Exercise brief = Scan each line of the records for the word "Verify" and extract the ones that have it.

Stored records
-- Start --

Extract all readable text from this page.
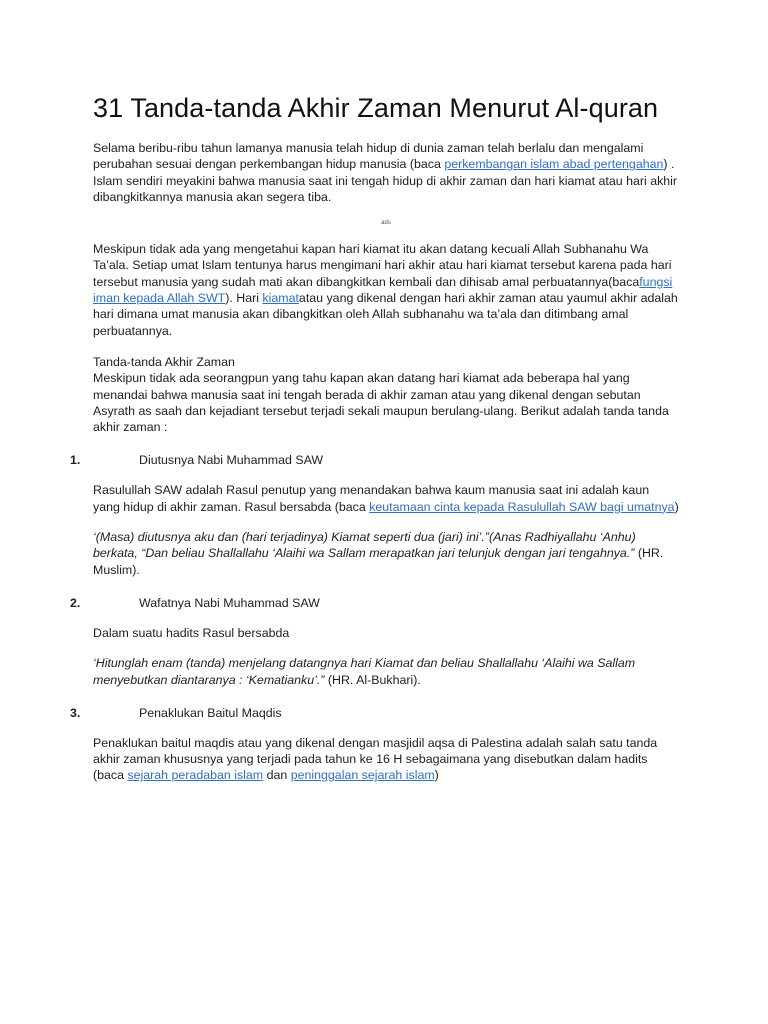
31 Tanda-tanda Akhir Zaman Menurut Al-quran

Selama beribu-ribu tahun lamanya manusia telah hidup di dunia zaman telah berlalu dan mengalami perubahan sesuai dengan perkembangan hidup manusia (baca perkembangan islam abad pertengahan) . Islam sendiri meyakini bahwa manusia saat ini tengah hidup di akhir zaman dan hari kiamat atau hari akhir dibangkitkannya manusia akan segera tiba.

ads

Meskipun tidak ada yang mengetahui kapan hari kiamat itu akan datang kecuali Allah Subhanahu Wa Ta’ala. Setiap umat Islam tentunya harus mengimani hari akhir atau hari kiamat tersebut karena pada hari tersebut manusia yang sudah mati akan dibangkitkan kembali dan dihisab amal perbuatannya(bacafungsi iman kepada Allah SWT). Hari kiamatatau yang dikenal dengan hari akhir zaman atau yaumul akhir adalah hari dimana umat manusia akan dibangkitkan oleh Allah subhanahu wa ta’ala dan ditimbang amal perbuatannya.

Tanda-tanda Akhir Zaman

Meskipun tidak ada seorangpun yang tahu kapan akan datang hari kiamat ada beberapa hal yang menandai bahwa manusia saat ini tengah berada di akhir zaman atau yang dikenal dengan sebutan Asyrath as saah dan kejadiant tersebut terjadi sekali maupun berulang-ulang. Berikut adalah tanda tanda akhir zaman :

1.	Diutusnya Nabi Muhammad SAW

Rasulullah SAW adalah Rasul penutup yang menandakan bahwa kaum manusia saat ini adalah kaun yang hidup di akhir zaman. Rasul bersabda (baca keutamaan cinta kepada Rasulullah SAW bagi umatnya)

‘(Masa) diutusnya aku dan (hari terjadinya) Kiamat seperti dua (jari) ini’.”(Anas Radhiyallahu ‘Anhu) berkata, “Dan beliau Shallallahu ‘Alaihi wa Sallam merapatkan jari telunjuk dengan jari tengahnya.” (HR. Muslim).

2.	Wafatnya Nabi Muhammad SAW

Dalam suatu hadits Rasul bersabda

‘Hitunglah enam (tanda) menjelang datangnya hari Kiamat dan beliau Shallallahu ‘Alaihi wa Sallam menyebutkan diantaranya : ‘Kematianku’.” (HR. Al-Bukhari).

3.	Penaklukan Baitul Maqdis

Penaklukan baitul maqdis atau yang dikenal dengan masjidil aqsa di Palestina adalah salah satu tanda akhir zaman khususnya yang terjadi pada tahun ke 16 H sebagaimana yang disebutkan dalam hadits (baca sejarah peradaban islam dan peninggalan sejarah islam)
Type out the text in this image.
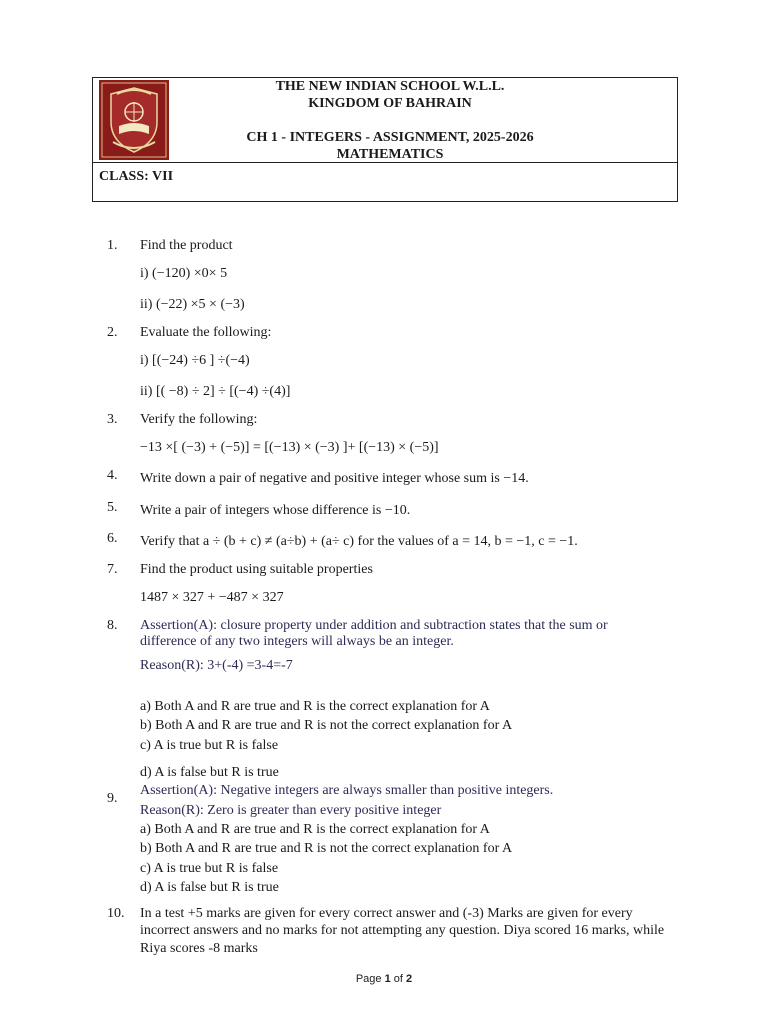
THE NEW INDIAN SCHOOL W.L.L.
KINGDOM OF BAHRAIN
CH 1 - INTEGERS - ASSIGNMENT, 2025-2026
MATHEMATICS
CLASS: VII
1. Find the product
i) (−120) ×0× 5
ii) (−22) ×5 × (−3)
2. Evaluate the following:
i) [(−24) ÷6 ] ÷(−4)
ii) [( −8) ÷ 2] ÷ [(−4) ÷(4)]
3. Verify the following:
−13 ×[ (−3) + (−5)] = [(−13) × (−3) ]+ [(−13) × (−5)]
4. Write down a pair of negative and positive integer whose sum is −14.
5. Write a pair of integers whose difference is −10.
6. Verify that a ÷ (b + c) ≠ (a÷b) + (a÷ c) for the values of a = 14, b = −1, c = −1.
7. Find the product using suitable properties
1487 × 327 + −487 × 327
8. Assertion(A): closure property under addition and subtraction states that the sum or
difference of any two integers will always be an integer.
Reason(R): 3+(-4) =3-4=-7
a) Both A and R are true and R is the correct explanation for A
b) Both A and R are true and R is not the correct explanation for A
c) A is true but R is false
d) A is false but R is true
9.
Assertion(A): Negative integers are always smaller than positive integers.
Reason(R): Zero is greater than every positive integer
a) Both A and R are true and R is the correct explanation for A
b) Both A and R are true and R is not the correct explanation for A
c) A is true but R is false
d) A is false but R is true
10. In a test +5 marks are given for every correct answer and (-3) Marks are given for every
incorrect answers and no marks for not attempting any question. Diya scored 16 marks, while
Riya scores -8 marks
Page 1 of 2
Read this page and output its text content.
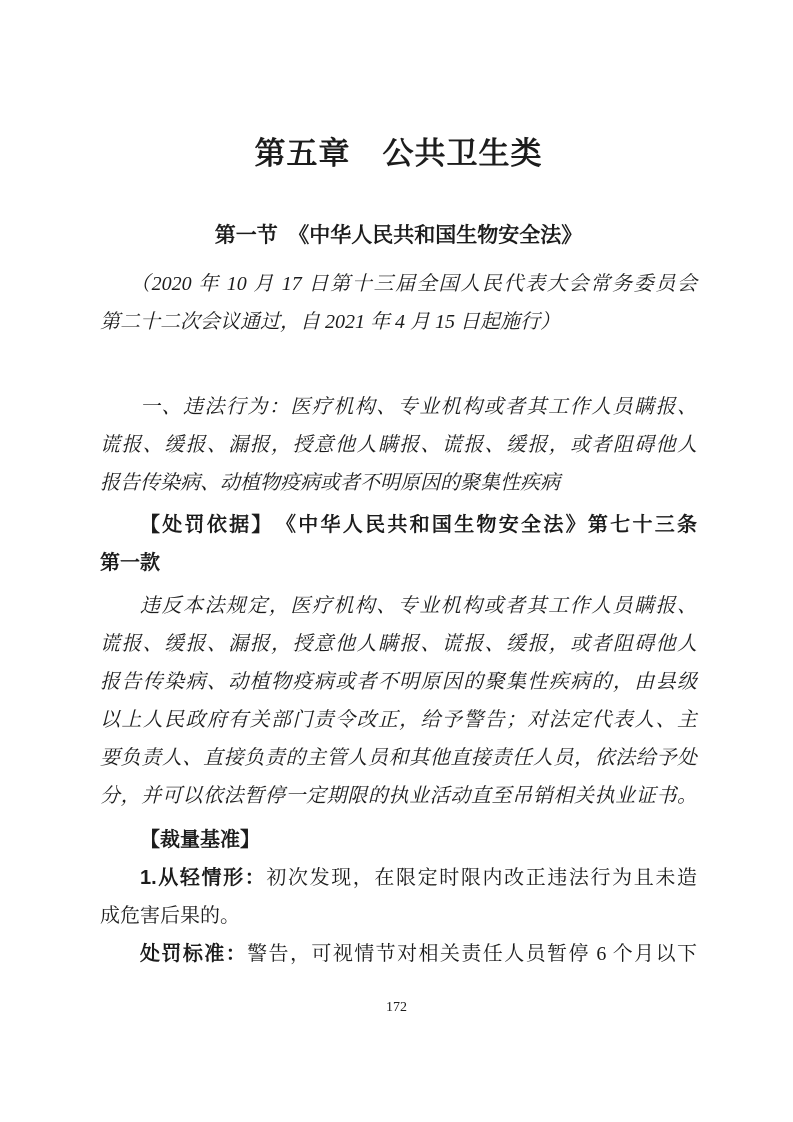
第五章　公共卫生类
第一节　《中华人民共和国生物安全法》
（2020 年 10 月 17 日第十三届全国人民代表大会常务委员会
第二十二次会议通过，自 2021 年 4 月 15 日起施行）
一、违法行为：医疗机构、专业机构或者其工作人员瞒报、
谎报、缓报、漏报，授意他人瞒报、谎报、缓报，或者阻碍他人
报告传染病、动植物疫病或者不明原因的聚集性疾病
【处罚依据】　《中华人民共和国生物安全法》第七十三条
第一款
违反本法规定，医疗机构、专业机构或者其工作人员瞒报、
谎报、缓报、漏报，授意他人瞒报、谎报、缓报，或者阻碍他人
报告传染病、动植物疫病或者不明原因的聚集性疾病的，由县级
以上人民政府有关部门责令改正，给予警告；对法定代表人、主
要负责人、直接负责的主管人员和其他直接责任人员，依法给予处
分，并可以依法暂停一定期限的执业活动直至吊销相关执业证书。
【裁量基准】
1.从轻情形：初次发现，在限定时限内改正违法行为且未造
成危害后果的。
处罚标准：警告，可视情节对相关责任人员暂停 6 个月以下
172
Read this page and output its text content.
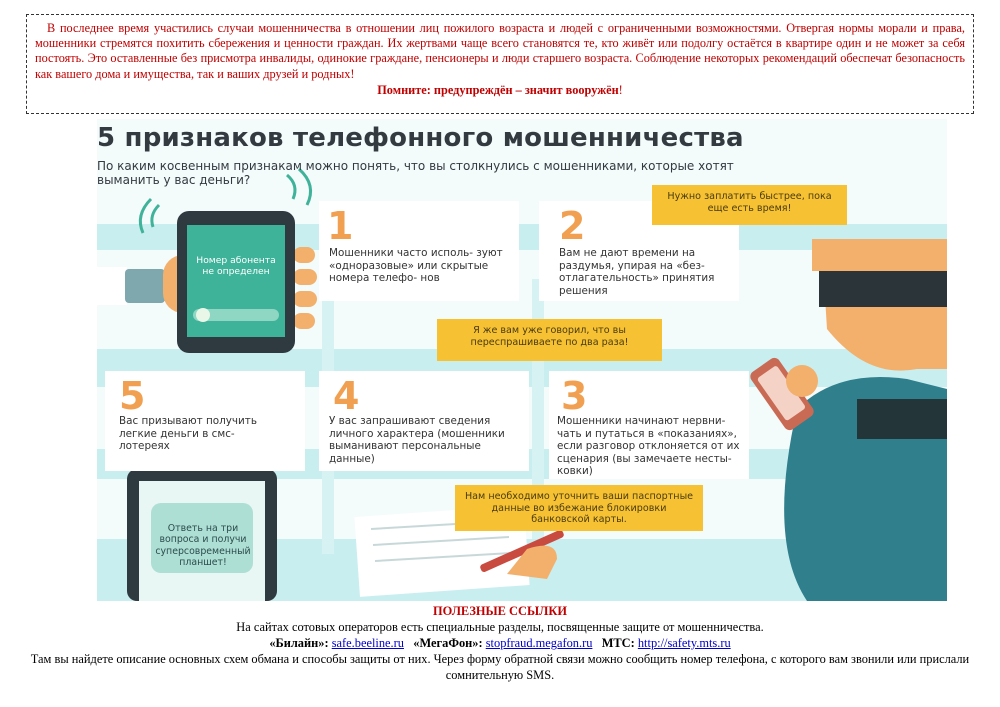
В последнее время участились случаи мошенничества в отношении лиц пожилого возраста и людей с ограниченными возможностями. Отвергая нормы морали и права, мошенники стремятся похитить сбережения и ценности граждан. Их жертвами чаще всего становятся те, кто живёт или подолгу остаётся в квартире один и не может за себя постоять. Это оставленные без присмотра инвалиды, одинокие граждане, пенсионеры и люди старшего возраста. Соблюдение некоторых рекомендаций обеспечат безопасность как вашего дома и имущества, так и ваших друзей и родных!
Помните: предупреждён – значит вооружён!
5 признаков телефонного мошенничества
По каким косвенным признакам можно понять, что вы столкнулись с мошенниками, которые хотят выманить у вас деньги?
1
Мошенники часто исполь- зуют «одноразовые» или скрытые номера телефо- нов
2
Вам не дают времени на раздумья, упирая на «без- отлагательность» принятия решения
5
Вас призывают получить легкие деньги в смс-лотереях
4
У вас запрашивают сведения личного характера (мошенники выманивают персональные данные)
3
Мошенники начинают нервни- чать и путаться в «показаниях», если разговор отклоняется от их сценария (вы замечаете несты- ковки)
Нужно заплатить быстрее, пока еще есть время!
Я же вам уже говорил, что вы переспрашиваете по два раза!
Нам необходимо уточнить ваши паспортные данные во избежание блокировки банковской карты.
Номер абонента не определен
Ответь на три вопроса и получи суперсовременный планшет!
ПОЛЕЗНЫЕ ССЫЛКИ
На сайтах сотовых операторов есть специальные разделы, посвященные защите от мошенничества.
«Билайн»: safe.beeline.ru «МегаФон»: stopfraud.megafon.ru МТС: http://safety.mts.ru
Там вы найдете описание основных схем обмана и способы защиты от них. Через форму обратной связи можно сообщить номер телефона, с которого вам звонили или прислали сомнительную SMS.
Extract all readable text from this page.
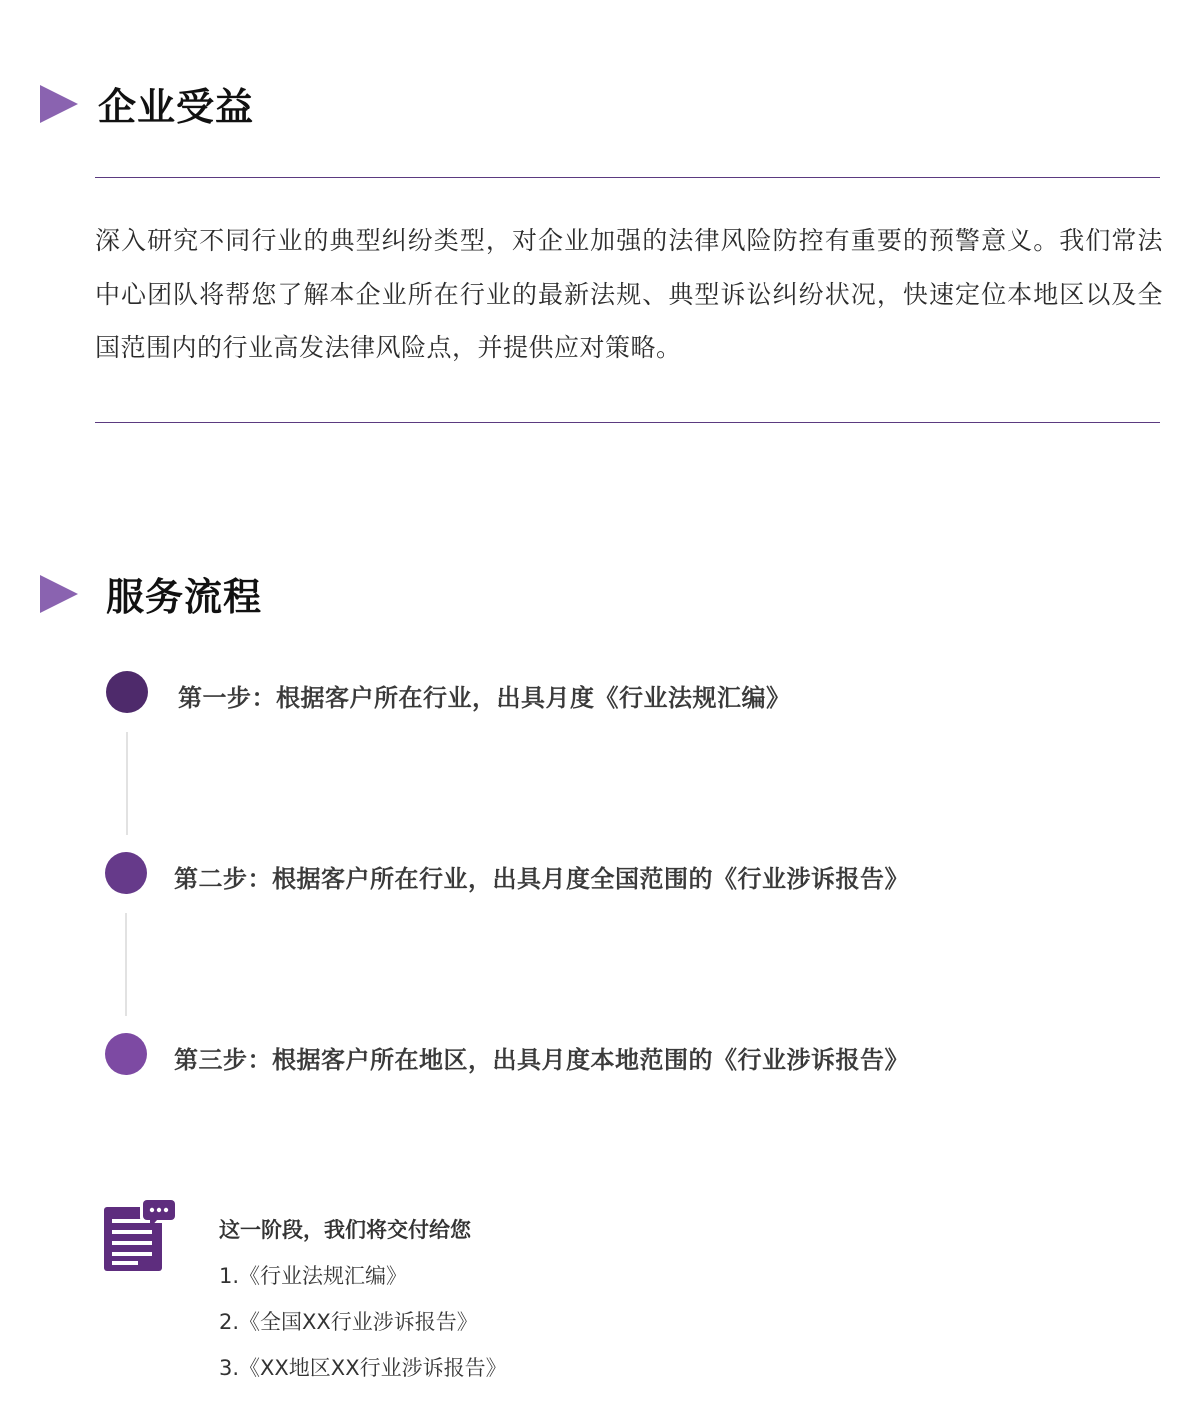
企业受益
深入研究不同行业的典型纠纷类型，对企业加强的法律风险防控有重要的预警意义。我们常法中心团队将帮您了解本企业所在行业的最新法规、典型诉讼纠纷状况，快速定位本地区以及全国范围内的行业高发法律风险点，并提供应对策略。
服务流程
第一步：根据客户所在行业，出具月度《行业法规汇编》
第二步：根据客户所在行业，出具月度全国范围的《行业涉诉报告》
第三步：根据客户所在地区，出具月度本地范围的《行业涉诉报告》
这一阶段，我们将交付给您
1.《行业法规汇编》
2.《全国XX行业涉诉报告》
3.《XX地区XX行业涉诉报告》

-- End --

Reply to the task =
3. Verify the following:
6. Verify that a ÷ (b + c) ≠ (a÷b) + (a÷ c) for the values of a = 14, b = −1, c = −1.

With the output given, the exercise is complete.